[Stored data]
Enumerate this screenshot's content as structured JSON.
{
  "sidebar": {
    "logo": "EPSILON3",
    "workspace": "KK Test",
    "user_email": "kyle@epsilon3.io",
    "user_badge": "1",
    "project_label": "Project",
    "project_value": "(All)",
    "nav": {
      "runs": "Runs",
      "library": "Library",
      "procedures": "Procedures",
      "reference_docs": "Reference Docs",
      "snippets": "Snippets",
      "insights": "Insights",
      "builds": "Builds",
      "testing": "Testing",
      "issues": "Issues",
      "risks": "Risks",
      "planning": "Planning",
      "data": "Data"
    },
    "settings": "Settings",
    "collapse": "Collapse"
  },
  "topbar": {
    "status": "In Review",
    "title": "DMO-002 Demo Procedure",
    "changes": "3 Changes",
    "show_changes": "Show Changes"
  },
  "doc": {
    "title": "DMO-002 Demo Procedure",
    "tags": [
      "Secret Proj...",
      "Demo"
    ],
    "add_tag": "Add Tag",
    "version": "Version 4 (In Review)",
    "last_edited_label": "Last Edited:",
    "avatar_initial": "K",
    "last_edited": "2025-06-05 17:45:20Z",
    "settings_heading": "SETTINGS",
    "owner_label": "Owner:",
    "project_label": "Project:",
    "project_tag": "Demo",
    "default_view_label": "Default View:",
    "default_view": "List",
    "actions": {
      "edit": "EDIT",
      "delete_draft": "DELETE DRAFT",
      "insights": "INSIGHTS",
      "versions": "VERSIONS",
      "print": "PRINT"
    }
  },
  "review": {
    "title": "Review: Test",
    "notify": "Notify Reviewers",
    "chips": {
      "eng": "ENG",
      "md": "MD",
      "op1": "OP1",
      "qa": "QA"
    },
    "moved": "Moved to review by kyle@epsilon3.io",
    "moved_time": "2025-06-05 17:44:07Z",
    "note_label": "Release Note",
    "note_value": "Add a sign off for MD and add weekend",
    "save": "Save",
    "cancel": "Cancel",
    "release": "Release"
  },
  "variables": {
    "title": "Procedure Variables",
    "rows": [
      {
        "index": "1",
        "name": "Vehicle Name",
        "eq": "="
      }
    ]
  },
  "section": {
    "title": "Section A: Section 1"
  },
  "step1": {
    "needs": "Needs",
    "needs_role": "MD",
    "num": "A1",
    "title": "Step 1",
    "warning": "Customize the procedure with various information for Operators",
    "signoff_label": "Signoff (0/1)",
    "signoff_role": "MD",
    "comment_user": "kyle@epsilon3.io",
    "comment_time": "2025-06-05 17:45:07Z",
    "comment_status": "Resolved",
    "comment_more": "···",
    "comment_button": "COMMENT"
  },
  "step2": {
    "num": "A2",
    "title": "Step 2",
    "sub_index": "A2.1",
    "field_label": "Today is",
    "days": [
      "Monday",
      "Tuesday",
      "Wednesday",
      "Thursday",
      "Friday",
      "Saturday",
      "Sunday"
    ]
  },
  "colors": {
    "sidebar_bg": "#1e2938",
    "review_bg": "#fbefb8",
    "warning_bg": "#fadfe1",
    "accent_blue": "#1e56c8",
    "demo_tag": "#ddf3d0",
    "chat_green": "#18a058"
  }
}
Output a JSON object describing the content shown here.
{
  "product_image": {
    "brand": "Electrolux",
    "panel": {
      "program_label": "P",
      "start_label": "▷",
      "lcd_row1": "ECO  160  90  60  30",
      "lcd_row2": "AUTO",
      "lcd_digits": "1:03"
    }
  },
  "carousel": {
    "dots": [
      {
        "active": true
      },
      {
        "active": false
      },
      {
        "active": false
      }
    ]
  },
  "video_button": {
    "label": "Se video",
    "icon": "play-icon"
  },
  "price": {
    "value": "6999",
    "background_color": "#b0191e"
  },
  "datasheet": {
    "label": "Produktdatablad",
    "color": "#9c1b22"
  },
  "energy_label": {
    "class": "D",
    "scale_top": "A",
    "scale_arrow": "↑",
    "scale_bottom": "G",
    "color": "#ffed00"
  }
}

-- Stated problem --
Reproduce all the data word for word.

-- Task solution --
Enumerate this screenshot's content as structured JSON.
{
  "sidebar": {
    "logo": "EPSILON3",
    "workspace": "KK Test",
    "user_email": "kyle@epsilon3.io",
    "user_badge": "1",
    "project_label": "Project",
    "project_value": "(All)",
    "nav": {
      "runs": "Runs",
      "library": "Library",
      "procedures": "Procedures",
      "reference_docs": "Reference Docs",
      "snippets": "Snippets",
      "insights": "Insights",
      "builds": "Builds",
      "testing": "Testing",
      "issues": "Issues",
      "risks": "Risks",
      "planning": "Planning",
      "data": "Data"
    },
    "settings": "Settings",
    "collapse": "Collapse"
  },
  "topbar": {
    "status": "In Review",
    "title": "DMO-002 Demo Procedure",
    "changes": "3 Changes",
    "show_changes": "Show Changes"
  },
  "doc": {
    "title": "DMO-002 Demo Procedure",
    "tags": [
      "Secret Proj...",
      "Demo"
    ],
    "add_tag": "Add Tag",
    "version": "Version 4 (In Review)",
    "last_edited_label": "Last Edited:",
    "avatar_initial": "K",
    "last_edited": "2025-06-05 17:45:20Z",
    "settings_heading": "SETTINGS",
    "owner_label": "Owner:",
    "project_label": "Project:",
    "project_tag": "Demo",
    "default_view_label": "Default View:",
    "default_view": "List",
    "actions": {
      "edit": "EDIT",
      "delete_draft": "DELETE DRAFT",
      "insights": "INSIGHTS",
      "versions": "VERSIONS",
      "print": "PRINT"
    }
  },
  "review": {
    "title": "Review: Test",
    "notify": "Notify Reviewers",
    "chips": {
      "eng": "ENG",
      "md": "MD",
      "op1": "OP1",
      "qa": "QA"
    },
    "moved": "Moved to review by kyle@epsilon3.io",
    "moved_time": "2025-06-05 17:44:07Z",
    "note_label": "Release Note",
    "note_value": "Add a sign off for MD and add weekend",
    "save": "Save",
    "cancel": "Cancel",
    "release": "Release"
  },
  "variables": {
    "title": "Procedure Variables",
    "rows": [
      {
        "index": "1",
        "name": "Vehicle Name",
        "eq": "="
      }
    ]
  },
  "section": {
    "title": "Section A: Section 1"
  },
  "step1": {
    "needs": "Needs",
    "needs_role": "MD",
    "num": "A1",
    "title": "Step 1",
    "warning": "Customize the procedure with various information for Operators",
    "signoff_label": "Signoff (0/1)",
    "signoff_role": "MD",
    "comment_user": "kyle@epsilon3.io",
    "comment_time": "2025-06-05 17:45:07Z",
    "comment_status": "Resolved",
    "comment_more": "···",
    "comment_button": "COMMENT"
  },
  "step2": {
    "num": "A2",
    "title": "Step 2",
    "sub_index": "A2.1",
    "field_label": "Today is",
    "days": [
      "Monday",
      "Tuesday",
      "Wednesday",
      "Thursday",
      "Friday",
      "Saturday",
      "Sunday"
    ]
  },
  "colors": {
    "sidebar_bg": "#1e2938",
    "review_bg": "#fbefb8",
    "warning_bg": "#fadfe1",
    "accent_blue": "#1e56c8",
    "demo_tag": "#ddf3d0",
    "chat_green": "#18a058"
  }
}
Output a JSON object describing the content shown here.
{
  "product_image": {
    "brand": "Electrolux",
    "panel": {
      "program_label": "P",
      "start_label": "▷",
      "lcd_row1": "ECO  160  90  60  30",
      "lcd_row2": "AUTO",
      "lcd_digits": "1:03"
    }
  },
  "carousel": {
    "dots": [
      {
        "active": true
      },
      {
        "active": false
      },
      {
        "active": false
      }
    ]
  },
  "video_button": {
    "label": "Se video",
    "icon": "play-icon"
  },
  "price": {
    "value": "6999",
    "background_color": "#b0191e"
  },
  "datasheet": {
    "label": "Produktdatablad",
    "color": "#9c1b22"
  },
  "energy_label": {
    "class": "D",
    "scale_top": "A",
    "scale_arrow": "↑",
    "scale_bottom": "G",
    "color": "#ffed00"
  }
}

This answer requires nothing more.